▶ _課題 1_:
肝臓がん治療の文章から、期間の長さを表す表現をすべて挙げよ。
▶ _課題 2_:
肝臓がん治療の文章のうち、「第七章 肝臓がんの治療 七の19」を含む語句で始まり「医者との会話も少なくてすむ。」で終わる部分を、一字も変えずに打ち直せ。

第七章 肝臓がんの治療 七の19 肝臓がんが小さくなっている
肝臓がんが小さくなっている
一週間が経ってT大学病院に行って診察を受けると、担当医は「大体結果がでるまで3~6ヶ月かかりますよ。2ヶ月ではまだ効果はわかりません」(そうだろう。やっぱり記憶に間違いはなかったじゃないか)。 「たしかに現在のがんの大きさは5月に撮影した時と同じ大きさなのですが、陽子線治療の直前の8月に撮影したCTでは5月の時点よりも大きくなっていたのですから、治療前よりもはっきりと小さくなっていますよ。ということで、明らかに治療の効果が出始めているということだと思います」と説明してくれた。一喜一憂。羽が生えて飛んでいきそうな気分だった。シナサワグルミのように落下しはしないのだ。
Y大学の先生は「陽子線治療が失敗したので別の治療が必要だと言っていますが」と言うと、「そう言えば、そのような内容の手紙が同封されていましたね」と答え、自分の方からその先生に向けて陽子線治療が効いていないわけではないことを手紙に書いて送ると言われ、この件は一件落着となった。
大事な経過観察に対する問診は、「陽子線を当てたところは、なんともありませんでしたか」と聞かれたので、「2~3週間はあたったところがもぞもぞしていましたが、今はまったく問題なしです」と答えた。それだけだった。経過が順調だと、医者との会話も少なくてすむ。

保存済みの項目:
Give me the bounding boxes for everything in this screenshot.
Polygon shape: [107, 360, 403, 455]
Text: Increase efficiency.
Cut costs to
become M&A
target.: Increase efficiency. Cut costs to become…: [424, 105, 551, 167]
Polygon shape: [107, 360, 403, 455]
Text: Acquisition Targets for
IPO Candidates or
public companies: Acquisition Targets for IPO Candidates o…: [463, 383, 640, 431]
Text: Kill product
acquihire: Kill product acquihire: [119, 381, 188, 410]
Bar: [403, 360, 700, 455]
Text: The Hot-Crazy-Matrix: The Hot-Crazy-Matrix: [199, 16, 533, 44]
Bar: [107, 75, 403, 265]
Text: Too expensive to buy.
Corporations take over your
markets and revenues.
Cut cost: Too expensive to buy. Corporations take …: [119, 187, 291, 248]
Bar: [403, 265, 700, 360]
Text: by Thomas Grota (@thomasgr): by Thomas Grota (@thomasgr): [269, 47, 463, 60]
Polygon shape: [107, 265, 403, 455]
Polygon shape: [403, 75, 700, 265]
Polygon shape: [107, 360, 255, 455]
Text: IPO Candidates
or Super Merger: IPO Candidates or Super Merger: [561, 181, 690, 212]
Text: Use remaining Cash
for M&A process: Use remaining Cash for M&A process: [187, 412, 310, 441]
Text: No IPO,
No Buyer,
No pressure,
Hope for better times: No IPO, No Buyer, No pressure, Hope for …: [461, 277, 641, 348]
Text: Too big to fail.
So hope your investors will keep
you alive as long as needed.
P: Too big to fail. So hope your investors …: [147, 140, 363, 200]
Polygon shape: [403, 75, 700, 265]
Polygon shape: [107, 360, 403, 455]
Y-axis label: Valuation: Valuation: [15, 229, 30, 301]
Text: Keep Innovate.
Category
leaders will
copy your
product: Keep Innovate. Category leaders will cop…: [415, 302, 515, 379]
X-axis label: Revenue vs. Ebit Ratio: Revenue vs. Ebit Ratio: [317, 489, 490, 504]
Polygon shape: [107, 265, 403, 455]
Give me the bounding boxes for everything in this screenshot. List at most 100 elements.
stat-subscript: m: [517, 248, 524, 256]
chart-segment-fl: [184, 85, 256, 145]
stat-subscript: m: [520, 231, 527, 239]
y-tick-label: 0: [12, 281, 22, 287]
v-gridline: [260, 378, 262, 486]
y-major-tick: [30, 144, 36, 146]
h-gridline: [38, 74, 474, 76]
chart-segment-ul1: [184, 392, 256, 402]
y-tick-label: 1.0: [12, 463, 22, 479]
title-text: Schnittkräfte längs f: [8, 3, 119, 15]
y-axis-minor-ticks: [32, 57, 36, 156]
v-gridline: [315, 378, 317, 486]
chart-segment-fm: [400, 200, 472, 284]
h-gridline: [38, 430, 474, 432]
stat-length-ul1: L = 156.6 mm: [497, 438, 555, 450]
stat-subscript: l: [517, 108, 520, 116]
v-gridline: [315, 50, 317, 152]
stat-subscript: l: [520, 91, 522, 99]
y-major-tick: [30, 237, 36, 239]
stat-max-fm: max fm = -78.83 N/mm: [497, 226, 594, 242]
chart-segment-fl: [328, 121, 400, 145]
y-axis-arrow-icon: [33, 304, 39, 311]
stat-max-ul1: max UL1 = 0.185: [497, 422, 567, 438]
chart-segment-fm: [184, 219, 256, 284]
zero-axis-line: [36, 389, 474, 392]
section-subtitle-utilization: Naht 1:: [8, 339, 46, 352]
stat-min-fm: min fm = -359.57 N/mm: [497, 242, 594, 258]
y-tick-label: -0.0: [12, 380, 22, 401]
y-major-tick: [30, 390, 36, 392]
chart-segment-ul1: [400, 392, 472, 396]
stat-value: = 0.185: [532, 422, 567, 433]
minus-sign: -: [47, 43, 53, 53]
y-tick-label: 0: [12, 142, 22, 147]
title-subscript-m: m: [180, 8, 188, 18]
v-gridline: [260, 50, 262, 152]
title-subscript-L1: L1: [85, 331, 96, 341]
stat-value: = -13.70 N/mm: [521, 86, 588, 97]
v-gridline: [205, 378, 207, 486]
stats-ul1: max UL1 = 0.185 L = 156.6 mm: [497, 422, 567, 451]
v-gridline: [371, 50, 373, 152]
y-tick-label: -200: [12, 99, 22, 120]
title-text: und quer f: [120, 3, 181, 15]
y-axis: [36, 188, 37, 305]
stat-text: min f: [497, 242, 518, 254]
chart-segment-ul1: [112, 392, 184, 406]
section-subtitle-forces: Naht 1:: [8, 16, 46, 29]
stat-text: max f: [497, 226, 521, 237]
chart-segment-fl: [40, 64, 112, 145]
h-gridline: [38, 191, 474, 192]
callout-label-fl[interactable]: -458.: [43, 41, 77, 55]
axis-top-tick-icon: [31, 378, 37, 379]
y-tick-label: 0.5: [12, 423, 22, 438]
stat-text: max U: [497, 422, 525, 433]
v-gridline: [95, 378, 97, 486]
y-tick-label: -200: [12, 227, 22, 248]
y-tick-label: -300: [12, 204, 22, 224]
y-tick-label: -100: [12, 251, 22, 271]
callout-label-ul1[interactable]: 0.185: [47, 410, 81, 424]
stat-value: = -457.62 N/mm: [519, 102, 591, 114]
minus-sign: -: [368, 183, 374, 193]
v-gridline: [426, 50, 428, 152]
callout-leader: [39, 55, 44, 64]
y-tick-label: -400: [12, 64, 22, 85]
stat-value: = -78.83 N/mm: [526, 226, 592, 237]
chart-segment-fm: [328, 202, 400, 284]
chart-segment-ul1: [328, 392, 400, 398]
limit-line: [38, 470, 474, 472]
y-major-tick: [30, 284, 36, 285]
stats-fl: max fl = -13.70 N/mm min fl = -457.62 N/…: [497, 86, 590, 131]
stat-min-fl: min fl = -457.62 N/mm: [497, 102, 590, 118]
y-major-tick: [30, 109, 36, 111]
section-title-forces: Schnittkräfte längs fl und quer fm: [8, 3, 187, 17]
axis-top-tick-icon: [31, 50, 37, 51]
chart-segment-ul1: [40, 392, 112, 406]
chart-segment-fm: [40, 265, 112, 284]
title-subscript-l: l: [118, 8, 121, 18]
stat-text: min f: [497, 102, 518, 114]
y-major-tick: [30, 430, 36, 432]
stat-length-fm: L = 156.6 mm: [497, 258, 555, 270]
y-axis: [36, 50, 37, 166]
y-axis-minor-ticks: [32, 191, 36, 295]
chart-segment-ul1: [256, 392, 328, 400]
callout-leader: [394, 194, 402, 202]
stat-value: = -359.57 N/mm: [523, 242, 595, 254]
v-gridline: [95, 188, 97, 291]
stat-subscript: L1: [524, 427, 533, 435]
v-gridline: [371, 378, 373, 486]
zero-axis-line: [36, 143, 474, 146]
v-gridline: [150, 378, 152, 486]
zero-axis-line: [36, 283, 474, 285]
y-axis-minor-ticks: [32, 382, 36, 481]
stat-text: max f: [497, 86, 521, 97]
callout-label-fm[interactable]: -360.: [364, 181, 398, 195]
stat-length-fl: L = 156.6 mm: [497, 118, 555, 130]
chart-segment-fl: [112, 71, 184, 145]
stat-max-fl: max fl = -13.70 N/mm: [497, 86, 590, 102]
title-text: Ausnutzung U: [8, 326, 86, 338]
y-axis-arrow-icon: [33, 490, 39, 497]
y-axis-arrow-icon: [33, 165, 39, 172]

▶ _解答欄 1_:
一週間
3~6ヶ月
2ヶ月
2~3週間

▶ _解答欄 2_:
第七章 肝臓がんの治療 七の19 肝臓がんが小さくなっている
肝臓がんが小さくなっている
一週間が経ってT大学病院に行って診察を受けると、担当医は「大体結果がでるまで3~6ヶ月かかりますよ。2ヶ月ではまだ効果はわかりません」(そうだろう。やっぱり記憶に間違いはなかったじゃないか)。 「たしかに現在のがんの大きさは5月に撮影した時と同じ大きさなのですが、陽子線治療の直前の8月に撮影したCTでは5月の時点よりも大きくなっていたのですから、治療前よりもはっきりと小さくなっていますよ。ということで、明らかに治療の効果が出始めているということだと思います」と説明してくれた。一喜一憂。羽が生えて飛んでいきそうな気分だった。シナサワグルミのように落下しはしないのだ。
Y大学の先生は「陽子線治療が失敗したので別の治療が必要だと言っていますが」と言うと、「そう言えば、そのような内容の手紙が同封されていましたね」と答え、自分の方からその先生に向けて陽子線治療が効いていないわけではないことを手紙に書いて送ると言われ、この件は一件落着となった。
大事な経過観察に対する問診は、「陽子線を当てたところは、なんともありませんでしたか」と聞かれたので、「2~3週間はあたったところがもぞもぞしていましたが、今はまったく問題なしです」と答えた。それだけだった。経過が順調だと、医者との会話も少なくてすむ。